Can you output the material exactly as written, minus any pictures it holds?

** MATERIAL SUPPLIED **
'''

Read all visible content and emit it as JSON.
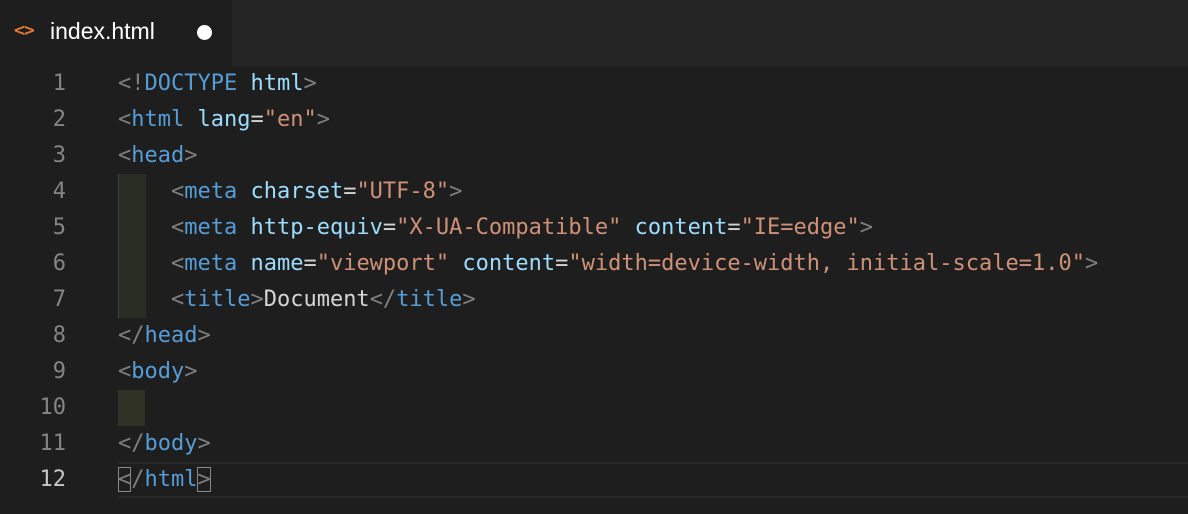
{
  "tab": {
    "icon": "html-code-icon",
    "icon_glyph": "<>",
    "label": "index.html",
    "modified": true
  },
  "editor": {
    "active_line": 12,
    "lines": [
      {
        "num": "1",
        "tokens": [
          [
            "p",
            "<!"
          ],
          [
            "t",
            "DOCTYPE"
          ],
          [
            "x",
            " "
          ],
          [
            "a",
            "html"
          ],
          [
            "p",
            ">"
          ]
        ]
      },
      {
        "num": "2",
        "tokens": [
          [
            "p",
            "<"
          ],
          [
            "t",
            "html"
          ],
          [
            "x",
            " "
          ],
          [
            "a",
            "lang"
          ],
          [
            "x",
            "="
          ],
          [
            "s",
            "\"en\""
          ],
          [
            "p",
            ">"
          ]
        ]
      },
      {
        "num": "3",
        "tokens": [
          [
            "p",
            "<"
          ],
          [
            "t",
            "head"
          ],
          [
            "p",
            ">"
          ]
        ]
      },
      {
        "num": "4",
        "tokens": [
          [
            "x",
            "    "
          ],
          [
            "p",
            "<"
          ],
          [
            "t",
            "meta"
          ],
          [
            "x",
            " "
          ],
          [
            "a",
            "charset"
          ],
          [
            "x",
            "="
          ],
          [
            "s",
            "\"UTF-8\""
          ],
          [
            "p",
            ">"
          ]
        ]
      },
      {
        "num": "5",
        "tokens": [
          [
            "x",
            "    "
          ],
          [
            "p",
            "<"
          ],
          [
            "t",
            "meta"
          ],
          [
            "x",
            " "
          ],
          [
            "a",
            "http-equiv"
          ],
          [
            "x",
            "="
          ],
          [
            "s",
            "\"X-UA-Compatible\""
          ],
          [
            "x",
            " "
          ],
          [
            "a",
            "content"
          ],
          [
            "x",
            "="
          ],
          [
            "s",
            "\"IE=edge\""
          ],
          [
            "p",
            ">"
          ]
        ]
      },
      {
        "num": "6",
        "tokens": [
          [
            "x",
            "    "
          ],
          [
            "p",
            "<"
          ],
          [
            "t",
            "meta"
          ],
          [
            "x",
            " "
          ],
          [
            "a",
            "name"
          ],
          [
            "x",
            "="
          ],
          [
            "s",
            "\"viewport\""
          ],
          [
            "x",
            " "
          ],
          [
            "a",
            "content"
          ],
          [
            "x",
            "="
          ],
          [
            "s",
            "\"width=device-width, initial-scale=1.0\""
          ],
          [
            "p",
            ">"
          ]
        ]
      },
      {
        "num": "7",
        "tokens": [
          [
            "x",
            "    "
          ],
          [
            "p",
            "<"
          ],
          [
            "t",
            "title"
          ],
          [
            "p",
            ">"
          ],
          [
            "x",
            "Document"
          ],
          [
            "p",
            "</"
          ],
          [
            "t",
            "title"
          ],
          [
            "p",
            ">"
          ]
        ]
      },
      {
        "num": "8",
        "tokens": [
          [
            "p",
            "</"
          ],
          [
            "t",
            "head"
          ],
          [
            "p",
            ">"
          ]
        ]
      },
      {
        "num": "9",
        "tokens": [
          [
            "p",
            "<"
          ],
          [
            "t",
            "body"
          ],
          [
            "p",
            ">"
          ]
        ]
      },
      {
        "num": "10",
        "tokens": []
      },
      {
        "num": "11",
        "tokens": [
          [
            "p",
            "</"
          ],
          [
            "t",
            "body"
          ],
          [
            "p",
            ">"
          ]
        ]
      },
      {
        "num": "12",
        "tokens": [
          [
            "pb",
            "<"
          ],
          [
            "p",
            "/"
          ],
          [
            "t",
            "html"
          ],
          [
            "pb",
            ">"
          ]
        ]
      }
    ]
  },
  "colors": {
    "editor_bg": "#1e1e1e",
    "tag": "#569cd6",
    "attribute": "#9cdcfe",
    "string": "#ce9178",
    "punctuation": "#808080",
    "text": "#d4d4d4",
    "tab_icon": "#e37933"
  }
}
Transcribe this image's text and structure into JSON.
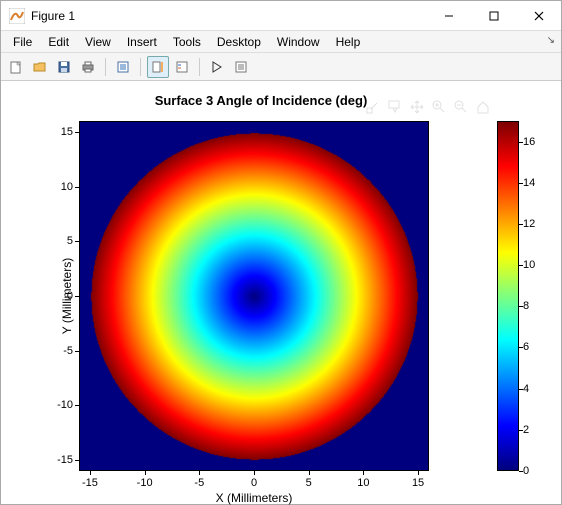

'''

** EXPECTED ANSWER **
Read all visible content and emit it as JSON.
{
  "tab": {
    "icon": "html-code-icon",
    "icon_glyph": "<>",
    "label": "index.html",
    "modified": true
  },
  "editor": {
    "active_line": 12,
    "lines": [
      {
        "num": "1",
        "tokens": [
          [
            "p",
            "<!"
          ],
          [
            "t",
            "DOCTYPE"
          ],
          [
            "x",
            " "
          ],
          [
            "a",
            "html"
          ],
          [
            "p",
            ">"
          ]
        ]
      },
      {
        "num": "2",
        "tokens": [
          [
            "p",
            "<"
          ],
          [
            "t",
            "html"
          ],
          [
            "x",
            " "
          ],
          [
            "a",
            "lang"
          ],
          [
            "x",
            "="
          ],
          [
            "s",
            "\"en\""
          ],
          [
            "p",
            ">"
          ]
        ]
      },
      {
        "num": "3",
        "tokens": [
          [
            "p",
            "<"
          ],
          [
            "t",
            "head"
          ],
          [
            "p",
            ">"
          ]
        ]
      },
      {
        "num": "4",
        "tokens": [
          [
            "x",
            "    "
          ],
          [
            "p",
            "<"
          ],
          [
            "t",
            "meta"
          ],
          [
            "x",
            " "
          ],
          [
            "a",
            "charset"
          ],
          [
            "x",
            "="
          ],
          [
            "s",
            "\"UTF-8\""
          ],
          [
            "p",
            ">"
          ]
        ]
      },
      {
        "num": "5",
        "tokens": [
          [
            "x",
            "    "
          ],
          [
            "p",
            "<"
          ],
          [
            "t",
            "meta"
          ],
          [
            "x",
            " "
          ],
          [
            "a",
            "http-equiv"
          ],
          [
            "x",
            "="
          ],
          [
            "s",
            "\"X-UA-Compatible\""
          ],
          [
            "x",
            " "
          ],
          [
            "a",
            "content"
          ],
          [
            "x",
            "="
          ],
          [
            "s",
            "\"IE=edge\""
          ],
          [
            "p",
            ">"
          ]
        ]
      },
      {
        "num": "6",
        "tokens": [
          [
            "x",
            "    "
          ],
          [
            "p",
            "<"
          ],
          [
            "t",
            "meta"
          ],
          [
            "x",
            " "
          ],
          [
            "a",
            "name"
          ],
          [
            "x",
            "="
          ],
          [
            "s",
            "\"viewport\""
          ],
          [
            "x",
            " "
          ],
          [
            "a",
            "content"
          ],
          [
            "x",
            "="
          ],
          [
            "s",
            "\"width=device-width, initial-scale=1.0\""
          ],
          [
            "p",
            ">"
          ]
        ]
      },
      {
        "num": "7",
        "tokens": [
          [
            "x",
            "    "
          ],
          [
            "p",
            "<"
          ],
          [
            "t",
            "title"
          ],
          [
            "p",
            ">"
          ],
          [
            "x",
            "Document"
          ],
          [
            "p",
            "</"
          ],
          [
            "t",
            "title"
          ],
          [
            "p",
            ">"
          ]
        ]
      },
      {
        "num": "8",
        "tokens": [
          [
            "p",
            "</"
          ],
          [
            "t",
            "head"
          ],
          [
            "p",
            ">"
          ]
        ]
      },
      {
        "num": "9",
        "tokens": [
          [
            "p",
            "<"
          ],
          [
            "t",
            "body"
          ],
          [
            "p",
            ">"
          ]
        ]
      },
      {
        "num": "10",
        "tokens": []
      },
      {
        "num": "11",
        "tokens": [
          [
            "p",
            "</"
          ],
          [
            "t",
            "body"
          ],
          [
            "p",
            ">"
          ]
        ]
      },
      {
        "num": "12",
        "tokens": [
          [
            "pb",
            "<"
          ],
          [
            "p",
            "/"
          ],
          [
            "t",
            "html"
          ],
          [
            "pb",
            ">"
          ]
        ]
      }
    ]
  },
  "colors": {
    "editor_bg": "#1e1e1e",
    "tag": "#569cd6",
    "attribute": "#9cdcfe",
    "string": "#ce9178",
    "punctuation": "#808080",
    "text": "#d4d4d4",
    "tab_icon": "#e37933"
  }
}
Transcribe this image's text and structure into JSON.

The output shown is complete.